Raw records:

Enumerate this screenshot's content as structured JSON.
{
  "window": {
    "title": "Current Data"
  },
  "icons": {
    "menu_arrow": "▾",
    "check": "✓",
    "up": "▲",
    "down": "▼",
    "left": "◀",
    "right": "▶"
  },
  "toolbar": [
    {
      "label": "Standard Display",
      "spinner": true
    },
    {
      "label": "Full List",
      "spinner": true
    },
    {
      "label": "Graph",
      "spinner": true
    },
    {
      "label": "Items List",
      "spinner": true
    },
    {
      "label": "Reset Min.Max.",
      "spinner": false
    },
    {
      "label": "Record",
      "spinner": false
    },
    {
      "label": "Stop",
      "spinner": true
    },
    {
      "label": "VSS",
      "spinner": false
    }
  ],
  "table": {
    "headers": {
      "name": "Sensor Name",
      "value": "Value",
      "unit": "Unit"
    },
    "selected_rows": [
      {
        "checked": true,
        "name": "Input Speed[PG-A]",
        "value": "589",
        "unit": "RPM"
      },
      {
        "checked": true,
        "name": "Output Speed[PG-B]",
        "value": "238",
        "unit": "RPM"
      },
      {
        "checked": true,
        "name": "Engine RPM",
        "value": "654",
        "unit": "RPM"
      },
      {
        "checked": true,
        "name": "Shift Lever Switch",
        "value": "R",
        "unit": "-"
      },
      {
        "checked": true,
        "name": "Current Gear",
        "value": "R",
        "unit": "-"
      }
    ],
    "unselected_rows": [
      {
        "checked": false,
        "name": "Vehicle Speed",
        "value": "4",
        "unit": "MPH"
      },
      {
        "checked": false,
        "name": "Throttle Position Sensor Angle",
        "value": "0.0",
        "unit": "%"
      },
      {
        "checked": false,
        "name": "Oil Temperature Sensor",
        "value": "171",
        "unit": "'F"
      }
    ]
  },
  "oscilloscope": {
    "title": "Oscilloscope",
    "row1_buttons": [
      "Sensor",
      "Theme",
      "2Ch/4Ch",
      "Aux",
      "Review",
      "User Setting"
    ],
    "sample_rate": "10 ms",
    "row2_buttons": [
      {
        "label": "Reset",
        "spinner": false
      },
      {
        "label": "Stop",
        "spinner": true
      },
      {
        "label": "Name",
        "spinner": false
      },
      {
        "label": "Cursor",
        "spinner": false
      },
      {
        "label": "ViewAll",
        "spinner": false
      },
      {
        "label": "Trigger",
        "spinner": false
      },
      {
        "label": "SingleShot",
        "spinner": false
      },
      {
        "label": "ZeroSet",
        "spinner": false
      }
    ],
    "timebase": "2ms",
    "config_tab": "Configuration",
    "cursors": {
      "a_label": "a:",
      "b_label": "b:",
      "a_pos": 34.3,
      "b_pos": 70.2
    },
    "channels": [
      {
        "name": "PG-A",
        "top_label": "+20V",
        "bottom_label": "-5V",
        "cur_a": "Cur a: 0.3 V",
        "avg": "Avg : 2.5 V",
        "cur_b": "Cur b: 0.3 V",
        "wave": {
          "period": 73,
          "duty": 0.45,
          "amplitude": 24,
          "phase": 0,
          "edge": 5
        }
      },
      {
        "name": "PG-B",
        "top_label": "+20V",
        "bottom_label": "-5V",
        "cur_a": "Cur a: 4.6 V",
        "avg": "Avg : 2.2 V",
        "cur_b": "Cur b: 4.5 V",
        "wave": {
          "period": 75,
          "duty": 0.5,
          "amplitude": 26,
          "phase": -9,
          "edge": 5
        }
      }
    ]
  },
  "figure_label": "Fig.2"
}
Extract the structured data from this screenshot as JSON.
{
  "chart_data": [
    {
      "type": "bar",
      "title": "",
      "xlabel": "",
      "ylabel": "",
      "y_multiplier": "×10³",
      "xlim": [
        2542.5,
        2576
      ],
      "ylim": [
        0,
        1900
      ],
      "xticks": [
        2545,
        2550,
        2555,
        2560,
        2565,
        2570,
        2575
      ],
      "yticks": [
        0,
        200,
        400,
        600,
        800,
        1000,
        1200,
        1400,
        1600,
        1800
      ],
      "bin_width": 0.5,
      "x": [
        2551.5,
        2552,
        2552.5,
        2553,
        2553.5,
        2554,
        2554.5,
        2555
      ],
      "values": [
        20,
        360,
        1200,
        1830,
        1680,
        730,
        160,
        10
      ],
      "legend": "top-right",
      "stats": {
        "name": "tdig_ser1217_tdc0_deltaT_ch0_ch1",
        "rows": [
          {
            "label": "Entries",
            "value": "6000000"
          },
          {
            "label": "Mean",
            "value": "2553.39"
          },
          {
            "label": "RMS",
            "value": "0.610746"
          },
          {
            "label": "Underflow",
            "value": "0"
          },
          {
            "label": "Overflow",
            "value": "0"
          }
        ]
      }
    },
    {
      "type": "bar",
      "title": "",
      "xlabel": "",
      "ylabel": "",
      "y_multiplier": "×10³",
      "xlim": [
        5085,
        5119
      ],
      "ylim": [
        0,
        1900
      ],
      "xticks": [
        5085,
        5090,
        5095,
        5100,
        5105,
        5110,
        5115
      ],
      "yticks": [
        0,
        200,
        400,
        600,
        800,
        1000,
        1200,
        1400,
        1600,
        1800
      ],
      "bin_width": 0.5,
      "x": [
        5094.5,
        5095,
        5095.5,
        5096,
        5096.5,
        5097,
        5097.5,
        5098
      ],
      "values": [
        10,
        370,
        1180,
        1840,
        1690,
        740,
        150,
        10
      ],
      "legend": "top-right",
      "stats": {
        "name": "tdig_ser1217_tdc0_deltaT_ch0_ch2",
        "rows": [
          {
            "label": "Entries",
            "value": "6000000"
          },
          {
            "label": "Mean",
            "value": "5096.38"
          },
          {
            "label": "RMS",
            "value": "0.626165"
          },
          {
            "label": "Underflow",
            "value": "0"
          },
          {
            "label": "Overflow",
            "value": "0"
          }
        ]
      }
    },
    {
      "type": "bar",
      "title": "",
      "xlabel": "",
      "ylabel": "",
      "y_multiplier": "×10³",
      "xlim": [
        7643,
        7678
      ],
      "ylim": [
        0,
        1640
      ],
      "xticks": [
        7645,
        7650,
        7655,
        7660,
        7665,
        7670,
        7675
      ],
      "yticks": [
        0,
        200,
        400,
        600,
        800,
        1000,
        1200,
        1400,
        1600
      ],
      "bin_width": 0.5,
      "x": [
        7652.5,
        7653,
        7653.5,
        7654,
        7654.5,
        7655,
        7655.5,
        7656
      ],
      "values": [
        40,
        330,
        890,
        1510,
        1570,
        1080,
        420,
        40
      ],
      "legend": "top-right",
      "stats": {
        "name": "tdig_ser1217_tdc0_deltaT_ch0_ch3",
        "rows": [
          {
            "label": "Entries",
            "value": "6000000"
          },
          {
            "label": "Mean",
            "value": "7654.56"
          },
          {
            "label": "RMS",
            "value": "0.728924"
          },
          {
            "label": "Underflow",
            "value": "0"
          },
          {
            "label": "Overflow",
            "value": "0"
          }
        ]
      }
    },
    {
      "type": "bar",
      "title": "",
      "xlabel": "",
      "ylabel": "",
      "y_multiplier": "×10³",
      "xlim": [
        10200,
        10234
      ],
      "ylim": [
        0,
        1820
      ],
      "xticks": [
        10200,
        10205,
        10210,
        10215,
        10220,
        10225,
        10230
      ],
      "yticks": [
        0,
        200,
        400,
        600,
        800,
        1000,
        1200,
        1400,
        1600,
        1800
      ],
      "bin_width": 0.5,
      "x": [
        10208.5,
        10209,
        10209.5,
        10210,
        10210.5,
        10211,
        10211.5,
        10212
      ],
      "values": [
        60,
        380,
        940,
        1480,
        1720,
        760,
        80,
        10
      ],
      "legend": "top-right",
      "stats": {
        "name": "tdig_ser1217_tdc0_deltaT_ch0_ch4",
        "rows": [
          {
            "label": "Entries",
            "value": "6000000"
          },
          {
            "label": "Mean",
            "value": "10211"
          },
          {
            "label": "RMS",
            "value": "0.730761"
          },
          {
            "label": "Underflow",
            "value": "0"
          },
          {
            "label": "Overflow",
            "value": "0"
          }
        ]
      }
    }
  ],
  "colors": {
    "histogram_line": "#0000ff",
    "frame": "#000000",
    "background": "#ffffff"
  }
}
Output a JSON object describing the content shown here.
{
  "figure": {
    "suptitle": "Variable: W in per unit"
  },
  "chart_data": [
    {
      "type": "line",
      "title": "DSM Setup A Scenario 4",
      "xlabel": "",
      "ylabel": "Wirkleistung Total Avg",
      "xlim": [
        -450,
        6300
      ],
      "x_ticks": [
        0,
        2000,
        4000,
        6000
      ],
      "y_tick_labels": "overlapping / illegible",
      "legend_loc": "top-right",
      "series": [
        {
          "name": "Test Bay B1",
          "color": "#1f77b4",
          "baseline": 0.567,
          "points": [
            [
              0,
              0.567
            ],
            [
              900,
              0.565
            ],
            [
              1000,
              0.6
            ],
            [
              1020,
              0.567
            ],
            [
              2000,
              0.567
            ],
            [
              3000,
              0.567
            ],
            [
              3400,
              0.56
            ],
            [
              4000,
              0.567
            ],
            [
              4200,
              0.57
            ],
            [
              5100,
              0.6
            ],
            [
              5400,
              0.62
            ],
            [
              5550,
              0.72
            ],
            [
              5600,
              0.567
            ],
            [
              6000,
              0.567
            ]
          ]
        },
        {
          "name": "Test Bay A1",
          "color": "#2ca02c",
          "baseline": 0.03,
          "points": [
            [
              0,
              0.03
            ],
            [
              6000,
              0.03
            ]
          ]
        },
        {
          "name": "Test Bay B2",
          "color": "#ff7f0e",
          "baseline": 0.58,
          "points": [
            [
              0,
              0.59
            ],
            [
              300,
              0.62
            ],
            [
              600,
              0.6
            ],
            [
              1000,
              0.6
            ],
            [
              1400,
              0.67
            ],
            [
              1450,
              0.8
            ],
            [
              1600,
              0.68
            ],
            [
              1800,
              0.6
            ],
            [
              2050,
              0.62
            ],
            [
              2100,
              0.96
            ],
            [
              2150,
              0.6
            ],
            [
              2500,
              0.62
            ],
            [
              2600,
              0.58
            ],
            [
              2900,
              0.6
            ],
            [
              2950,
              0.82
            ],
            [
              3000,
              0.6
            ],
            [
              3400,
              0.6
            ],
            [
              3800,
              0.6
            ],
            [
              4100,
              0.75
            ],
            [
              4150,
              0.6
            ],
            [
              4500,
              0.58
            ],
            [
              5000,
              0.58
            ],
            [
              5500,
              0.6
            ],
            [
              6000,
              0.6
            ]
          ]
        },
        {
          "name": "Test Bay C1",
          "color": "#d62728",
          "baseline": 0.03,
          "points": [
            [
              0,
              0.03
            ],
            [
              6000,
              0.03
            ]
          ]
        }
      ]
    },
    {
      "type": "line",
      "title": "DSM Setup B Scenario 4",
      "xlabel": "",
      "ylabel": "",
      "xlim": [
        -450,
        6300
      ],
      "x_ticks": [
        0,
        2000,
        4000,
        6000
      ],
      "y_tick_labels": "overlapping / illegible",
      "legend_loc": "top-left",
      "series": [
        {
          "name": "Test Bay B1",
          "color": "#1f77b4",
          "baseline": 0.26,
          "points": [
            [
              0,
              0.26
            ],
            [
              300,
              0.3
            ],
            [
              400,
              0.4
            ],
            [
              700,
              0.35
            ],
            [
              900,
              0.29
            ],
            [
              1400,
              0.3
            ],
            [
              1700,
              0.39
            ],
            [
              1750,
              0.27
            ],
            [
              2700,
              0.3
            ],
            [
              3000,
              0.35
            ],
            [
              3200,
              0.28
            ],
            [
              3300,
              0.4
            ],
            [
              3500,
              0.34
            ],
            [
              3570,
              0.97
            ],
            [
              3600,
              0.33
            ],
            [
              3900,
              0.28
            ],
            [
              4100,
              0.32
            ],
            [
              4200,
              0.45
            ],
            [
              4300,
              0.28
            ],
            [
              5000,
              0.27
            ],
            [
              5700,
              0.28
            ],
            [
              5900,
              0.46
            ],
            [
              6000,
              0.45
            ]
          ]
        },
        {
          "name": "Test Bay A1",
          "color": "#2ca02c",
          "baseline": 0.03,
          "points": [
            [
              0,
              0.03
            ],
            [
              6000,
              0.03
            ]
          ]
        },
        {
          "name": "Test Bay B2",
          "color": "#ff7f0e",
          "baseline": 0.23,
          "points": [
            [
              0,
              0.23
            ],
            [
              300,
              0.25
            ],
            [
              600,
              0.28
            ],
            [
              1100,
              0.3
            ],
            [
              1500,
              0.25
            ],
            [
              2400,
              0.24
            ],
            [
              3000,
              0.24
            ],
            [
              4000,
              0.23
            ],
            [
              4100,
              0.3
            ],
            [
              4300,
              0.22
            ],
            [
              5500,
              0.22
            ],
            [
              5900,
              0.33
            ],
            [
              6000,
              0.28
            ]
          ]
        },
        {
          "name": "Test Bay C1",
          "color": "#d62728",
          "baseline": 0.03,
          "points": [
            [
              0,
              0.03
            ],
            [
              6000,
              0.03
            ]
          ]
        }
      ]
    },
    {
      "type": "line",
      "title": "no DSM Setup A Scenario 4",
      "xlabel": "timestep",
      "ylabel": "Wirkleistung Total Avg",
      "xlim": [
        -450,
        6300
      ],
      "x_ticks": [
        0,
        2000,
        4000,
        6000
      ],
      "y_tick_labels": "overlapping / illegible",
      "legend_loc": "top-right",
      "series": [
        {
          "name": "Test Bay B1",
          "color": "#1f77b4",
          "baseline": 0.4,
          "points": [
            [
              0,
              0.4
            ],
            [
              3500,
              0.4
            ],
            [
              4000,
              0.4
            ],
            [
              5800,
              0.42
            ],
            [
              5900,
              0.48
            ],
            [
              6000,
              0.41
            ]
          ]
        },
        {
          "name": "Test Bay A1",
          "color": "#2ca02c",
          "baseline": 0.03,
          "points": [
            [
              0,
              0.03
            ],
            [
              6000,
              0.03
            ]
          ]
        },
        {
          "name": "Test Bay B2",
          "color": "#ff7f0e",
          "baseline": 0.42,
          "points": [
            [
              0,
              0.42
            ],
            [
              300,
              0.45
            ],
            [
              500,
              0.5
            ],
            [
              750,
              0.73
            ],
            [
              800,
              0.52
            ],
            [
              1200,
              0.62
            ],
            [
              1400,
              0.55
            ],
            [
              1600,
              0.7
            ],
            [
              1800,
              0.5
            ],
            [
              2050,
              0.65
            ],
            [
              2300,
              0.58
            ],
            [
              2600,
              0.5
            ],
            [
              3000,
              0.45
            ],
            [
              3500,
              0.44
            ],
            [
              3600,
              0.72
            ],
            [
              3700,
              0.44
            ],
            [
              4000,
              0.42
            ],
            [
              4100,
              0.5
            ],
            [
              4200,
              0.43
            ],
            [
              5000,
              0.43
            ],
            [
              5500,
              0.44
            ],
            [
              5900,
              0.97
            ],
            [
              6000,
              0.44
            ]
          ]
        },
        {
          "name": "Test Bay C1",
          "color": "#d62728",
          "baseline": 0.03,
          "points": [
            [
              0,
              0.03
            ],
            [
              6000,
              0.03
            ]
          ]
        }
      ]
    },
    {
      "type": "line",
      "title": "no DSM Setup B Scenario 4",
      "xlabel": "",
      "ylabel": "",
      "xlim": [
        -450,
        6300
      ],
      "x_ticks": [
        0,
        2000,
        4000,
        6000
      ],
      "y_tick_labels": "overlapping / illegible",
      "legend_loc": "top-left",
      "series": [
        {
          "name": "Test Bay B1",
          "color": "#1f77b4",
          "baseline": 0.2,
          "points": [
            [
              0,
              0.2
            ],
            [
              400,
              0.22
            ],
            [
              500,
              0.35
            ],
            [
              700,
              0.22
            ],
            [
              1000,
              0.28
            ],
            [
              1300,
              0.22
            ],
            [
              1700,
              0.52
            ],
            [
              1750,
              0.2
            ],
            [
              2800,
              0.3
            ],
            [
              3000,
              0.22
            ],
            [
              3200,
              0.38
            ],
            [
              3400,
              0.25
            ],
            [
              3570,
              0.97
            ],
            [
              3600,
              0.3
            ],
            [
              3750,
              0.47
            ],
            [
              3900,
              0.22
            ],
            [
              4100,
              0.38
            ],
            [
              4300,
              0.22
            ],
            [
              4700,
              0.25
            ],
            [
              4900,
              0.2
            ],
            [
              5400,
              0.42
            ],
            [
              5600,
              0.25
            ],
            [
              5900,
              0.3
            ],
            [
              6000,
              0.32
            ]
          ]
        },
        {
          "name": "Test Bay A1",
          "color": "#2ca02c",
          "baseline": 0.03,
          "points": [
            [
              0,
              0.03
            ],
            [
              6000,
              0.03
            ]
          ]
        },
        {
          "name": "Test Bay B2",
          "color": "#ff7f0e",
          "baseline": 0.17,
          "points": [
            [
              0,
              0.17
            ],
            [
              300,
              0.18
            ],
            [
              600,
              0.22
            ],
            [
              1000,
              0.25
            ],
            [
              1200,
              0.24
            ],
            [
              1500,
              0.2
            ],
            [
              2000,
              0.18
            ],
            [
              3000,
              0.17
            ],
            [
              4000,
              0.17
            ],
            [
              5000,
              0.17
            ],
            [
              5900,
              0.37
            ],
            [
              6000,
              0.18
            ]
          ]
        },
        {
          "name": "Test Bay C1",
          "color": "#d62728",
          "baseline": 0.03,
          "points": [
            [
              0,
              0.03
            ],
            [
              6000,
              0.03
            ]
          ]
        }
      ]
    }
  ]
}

WHAT NEEDS TO BE DONE: Return each line where "Speed" shows up.

WRITTEN RESPONSE:
        "name": "Input Speed[PG-A]",
        "name": "Output Speed[PG-B]",
        "name": "Vehicle Speed",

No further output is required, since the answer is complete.